* To be done: Examine each line of the data. Copy those that contain the string "最高运行速度为".

* Dataset records:

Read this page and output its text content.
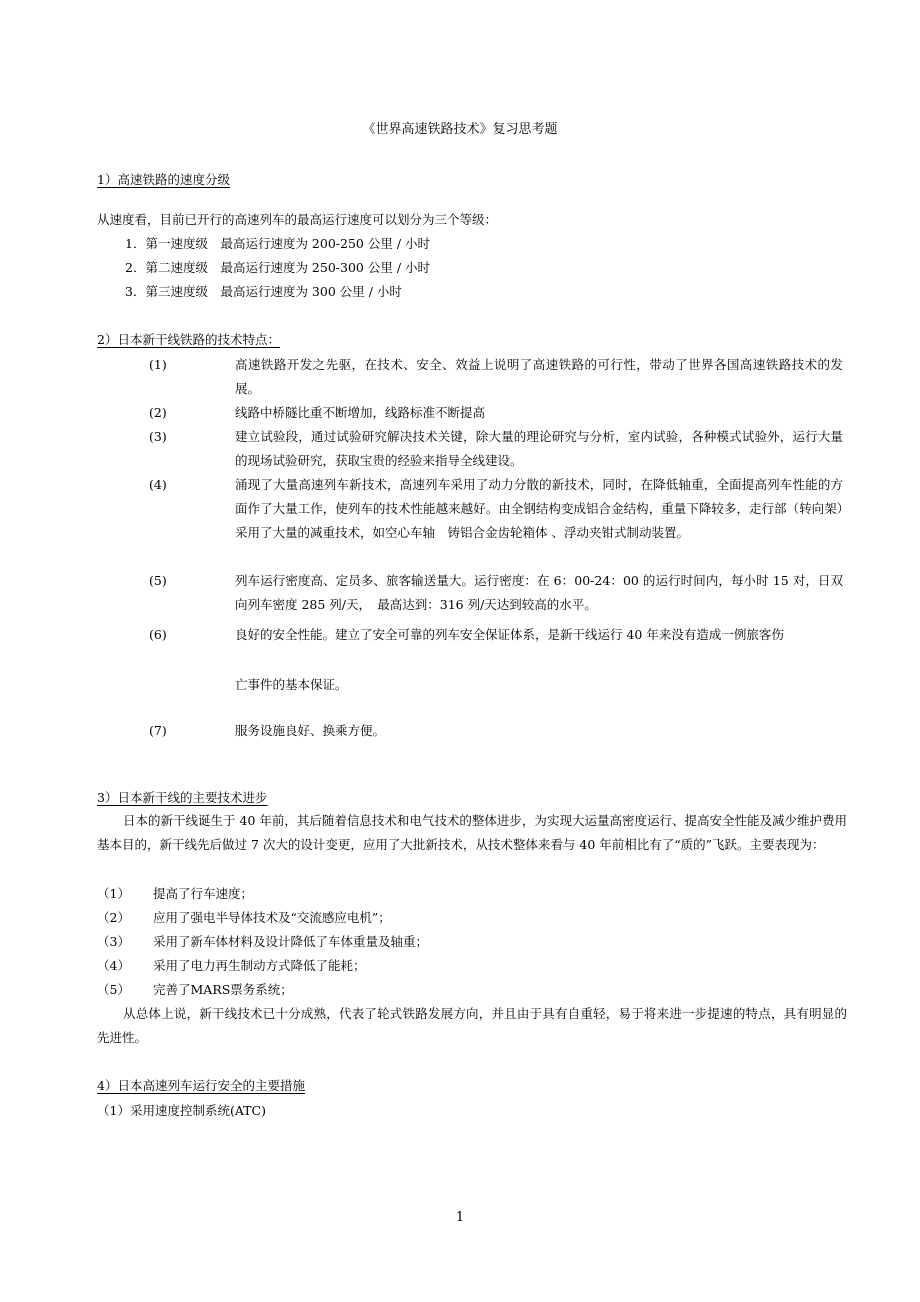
《世界高速铁路技术》复习思考题
1）高速铁路的速度分级
从速度看，目前已开行的高速列车的最高运行速度可以划分为三个等级：
1．第一速度级　最高运行速度为 200-250 公里 / 小时
2．第二速度级　最高运行速度为 250-300 公里 / 小时
3．第三速度级　最高运行速度为 300 公里 / 小时
2）日本新干线铁路的技术特点：
(1)	高速铁路开发之先驱，在技术、安全、效益上说明了高速铁路的可行性，带动了世界各国高速铁路技术的发展。
(2)	线路中桥隧比重不断增加，线路标准不断提高
(3)	建立试验段，通过试验研究解决技术关键，除大量的理论研究与分析，室内试验，各种模式试验外，运行大量的现场试验研究，获取宝贵的经验来指导全线建设。
(4)	涌现了大量高速列车新技术，高速列车采用了动力分散的新技术，同时，在降低轴重，全面提高列车性能的方面作了大量工作，使列车的技术性能越来越好。由全钢结构变成铝合金结构，重量下降较多，走行部（转向架）采用了大量的减重技术，如空心车轴　铸铝合金齿轮箱体 、浮动夹钳式制动装置。
(5)	列车运行密度高、定员多、旅客输送量大。运行密度：在 6：00-24：00 的运行时间内，每小时 15 对，日双向列车密度 285 列/天，　最高达到：316 列/天达到较高的水平。
(6)	良好的安全性能。建立了安全可靠的列车安全保证体系，是新干线运行 40 年来没有造成一例旅客伤
亡事件的基本保证。
(7)	服务设施良好、换乘方便。
3）日本新干线的主要技术进步
日本的新干线诞生于 40 年前，其后随着信息技术和电气技术的整体进步，为实现大运量高密度运行、提高安全性能及减少维护费用基本目的，新干线先后做过 7 次大的设计变更，应用了大批新技术，从技术整体来看与 40 年前相比有了“质的”飞跃。主要表现为：
（1） 提高了行车速度；
（2） 应用了强电半导体技术及“交流感应电机”；
（3） 采用了新车体材料及设计降低了车体重量及轴重；
（4） 采用了电力再生制动方式降低了能耗；
（5） 完善了MARS票务系统；
从总体上说，新干线技术已十分成熟，代表了轮式铁路发展方向，并且由于具有自重轻，易于将来进一步提速的特点，具有明显的先进性。
4）日本高速列车运行安全的主要措施
（1）采用速度控制系统(ATC)
1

* Final answer:
1．第一速度级　最高运行速度为 200-250 公里 / 小时
2．第二速度级　最高运行速度为 250-300 公里 / 小时
3．第三速度级　最高运行速度为 300 公里 / 小时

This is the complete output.